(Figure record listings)
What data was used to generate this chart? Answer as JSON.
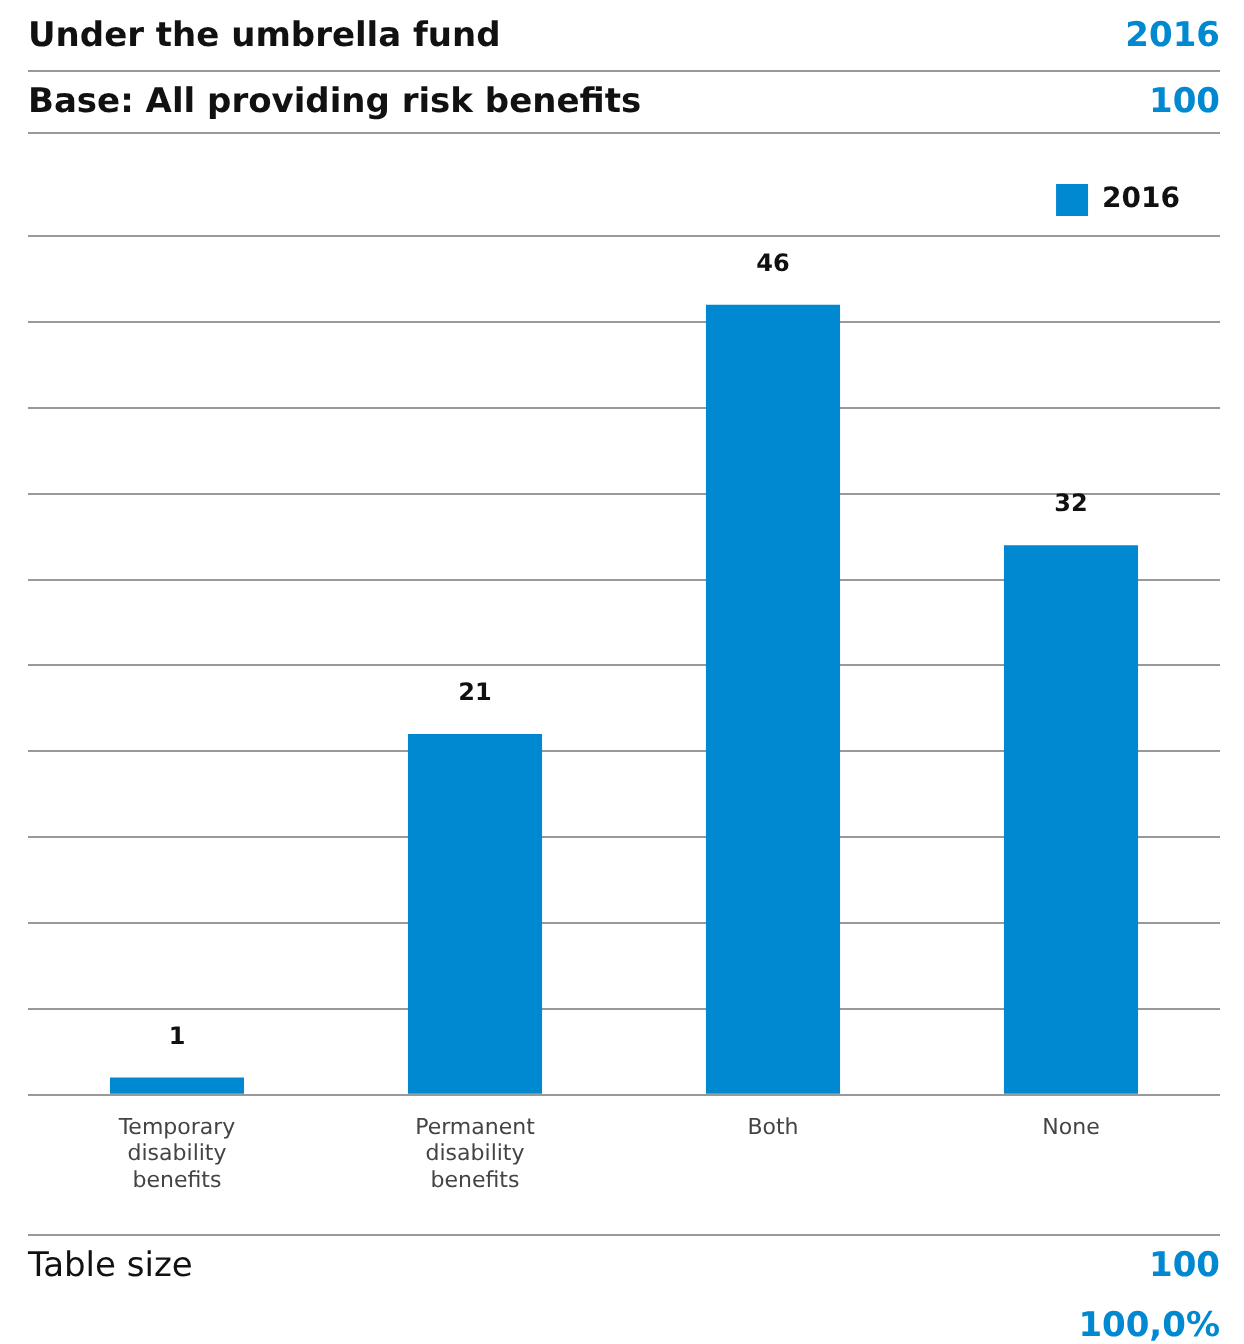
{
  "chart_data": {
    "type": "bar",
    "title": "Under the umbrella fund",
    "subtitle": "Base: All providing risk benefits",
    "categories": [
      "Temporary disability benefits",
      "Permanent disability benefits",
      "Both",
      "None"
    ],
    "series": [
      {
        "name": "2016",
        "color": "#0088d1",
        "values": [
          1,
          21,
          46,
          32
        ]
      }
    ],
    "ylim": [
      0,
      50
    ],
    "yticks": [
      {
        "value": 0,
        "label": null
      },
      {
        "value": 5,
        "label": null
      },
      {
        "value": 10,
        "label": null
      },
      {
        "value": 15,
        "label": null
      },
      {
        "value": 20,
        "label": null
      },
      {
        "value": 25,
        "label": null
      },
      {
        "value": 30,
        "label": null
      },
      {
        "value": 35,
        "label": null
      },
      {
        "value": 40,
        "label": null
      },
      {
        "value": 45,
        "label": null
      },
      {
        "value": 50,
        "label": null
      }
    ],
    "tick_labels": "x",
    "grid": "y",
    "legend": "top right",
    "data_labels": true,
    "annotations": [
      "2016",
      "100",
      "Table size",
      "100",
      "100,0%"
    ]
  }
}
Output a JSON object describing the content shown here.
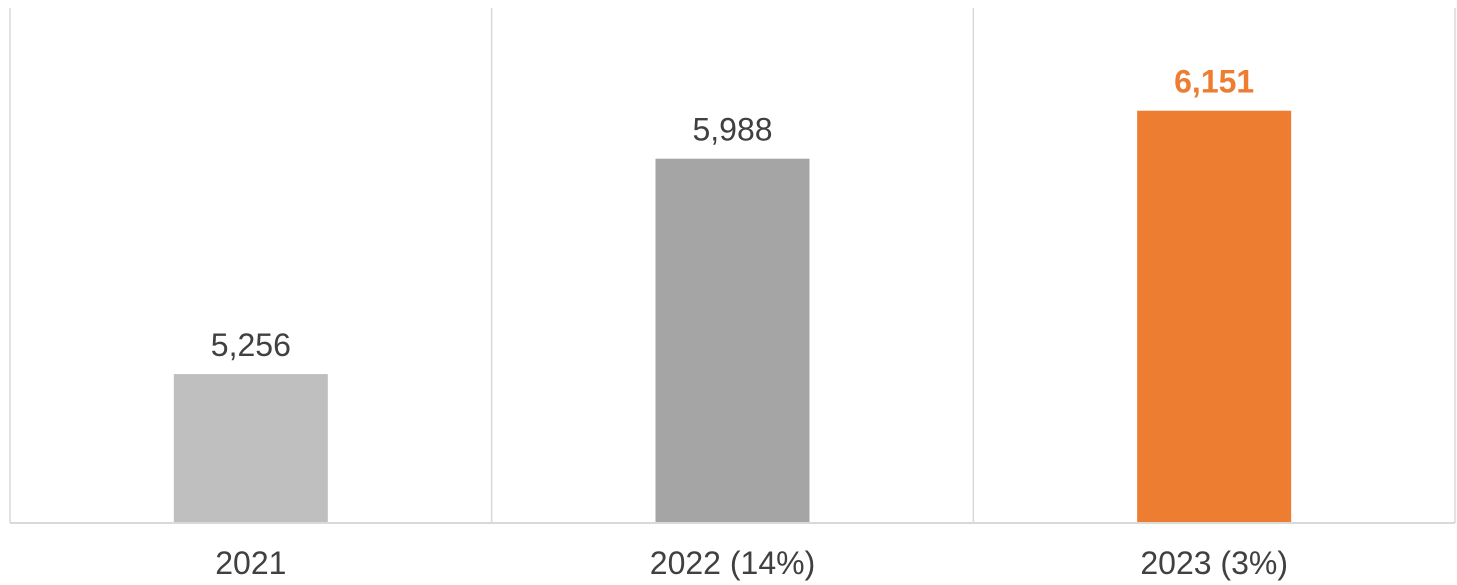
{
  "chart_data": {
    "type": "bar",
    "categories": [
      "2021",
      "2022 (14%)",
      "2023 (3%)"
    ],
    "values": [
      5256,
      5988,
      6151
    ],
    "data_labels": [
      "5,256",
      "5,988",
      "6,151"
    ],
    "colors": [
      "#BFBFBF",
      "#A5A5A5",
      "#ED7D31"
    ],
    "highlight_index": 2,
    "highlight_color": "#ED7D31",
    "label_color": "#404040",
    "axis_color": "#D9D9D9",
    "ylim": [
      4750,
      6500
    ],
    "grid": "vertical separators between categories",
    "legend": "none"
  }
}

The request
Using the records above, list each line that includes "benefits".

Written response
    "subtitle": "Base: All providing risk benefits",
      "Temporary disability benefits",
      "Permanent disability benefits",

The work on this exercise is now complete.